--- 課題の詳細 ---
所得拡大促進税制の解説を、最後の文の後から引き継いで書き進めてください。

--- 文書の一節 ---

こんにちは、ソーシャル税理士の金子(@innovator_nao)です。
私は誰も雇っていないのに、今からお給料のお話をします。
定期的な昇級を実施している場合、所得拡大促進税制の対象となり、一定額の法人税が減額される場合があります。
一言で言えば「賃上げ減税」といったところでしょうか。
定期的に顧問税理士とコミュニケーションを取っていれば情報提供もあると思いますが、決算のみの対応だと適用漏れがあった、という場合も。
と言うのも、この制度を適用するためには給与情報を集計するなど面倒な処理が必要なので、「最低限の報酬で決算をお願いします!」という関係の場合はスルーされてしまう可能性もあります。
株式会社だけでなく、NPOや一般社団法人などの法人も適用ができるので、収益事業を行なっている場合はチェックしておきましょう。
なお、ここでは中小企業向けの制度について解説しています。

[保存済みエントリ]
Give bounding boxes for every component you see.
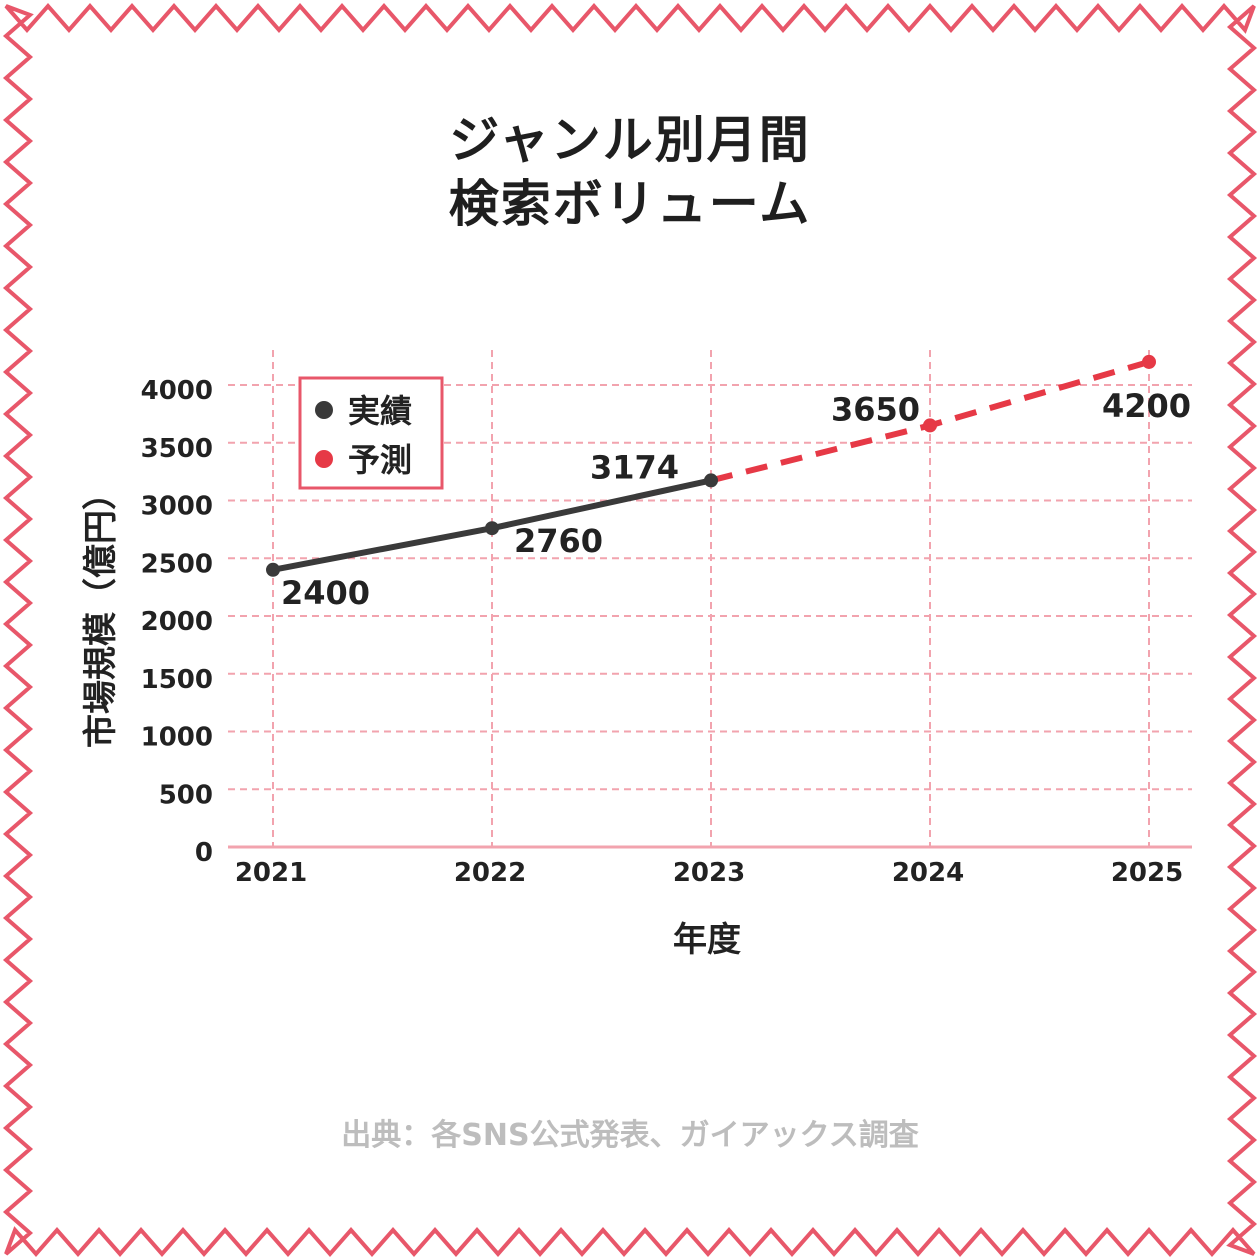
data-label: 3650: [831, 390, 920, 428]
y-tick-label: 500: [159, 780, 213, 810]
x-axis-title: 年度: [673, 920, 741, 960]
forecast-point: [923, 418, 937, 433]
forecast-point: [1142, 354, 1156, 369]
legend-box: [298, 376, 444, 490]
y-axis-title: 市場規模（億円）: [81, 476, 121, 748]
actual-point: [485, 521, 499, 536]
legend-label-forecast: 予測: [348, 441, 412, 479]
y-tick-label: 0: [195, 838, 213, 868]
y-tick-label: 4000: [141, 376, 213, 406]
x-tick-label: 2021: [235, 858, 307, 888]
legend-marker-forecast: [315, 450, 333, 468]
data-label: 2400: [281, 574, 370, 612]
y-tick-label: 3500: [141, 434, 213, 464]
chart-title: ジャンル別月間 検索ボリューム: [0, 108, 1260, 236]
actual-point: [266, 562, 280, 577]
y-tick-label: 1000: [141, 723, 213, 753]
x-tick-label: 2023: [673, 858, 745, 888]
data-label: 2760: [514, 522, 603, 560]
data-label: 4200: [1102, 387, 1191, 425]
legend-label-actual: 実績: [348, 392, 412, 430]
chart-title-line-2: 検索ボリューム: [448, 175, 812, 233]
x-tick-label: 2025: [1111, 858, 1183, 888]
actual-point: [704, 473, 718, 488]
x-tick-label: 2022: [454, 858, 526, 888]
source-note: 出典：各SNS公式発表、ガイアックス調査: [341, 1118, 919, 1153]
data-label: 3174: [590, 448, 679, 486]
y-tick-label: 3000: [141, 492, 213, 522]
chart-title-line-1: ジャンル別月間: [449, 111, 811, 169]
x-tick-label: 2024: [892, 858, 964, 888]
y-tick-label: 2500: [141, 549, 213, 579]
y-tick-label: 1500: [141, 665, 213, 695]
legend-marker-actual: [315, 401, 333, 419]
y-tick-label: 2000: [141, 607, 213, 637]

--- 課題への回答 ---
資本金1億円超の法人については別の計算方法となりますのでご注意ください。
所得拡大促進税制の適用対象となる事業者
この制度をざっくり説明すると
お給料をアップしたら法人税を減税するよ!
というものです。
ざっくり一言で「賃上げ減税」と覚えておけば良いでしょう。
対象となる場合としては
・昇給率が1.5%以上の場合
・賞与が増加している場合
・残業が増加している場合(時代の流れ的に良いかは別として・・・)
などが考えられます。
一方で、昇給率が1.5%以上であっても
・業績の関係で賞与を減額している
・残業時間が減っている
などの理由で年間の給与の伸びが少ない場合は対象外となる可能性があります。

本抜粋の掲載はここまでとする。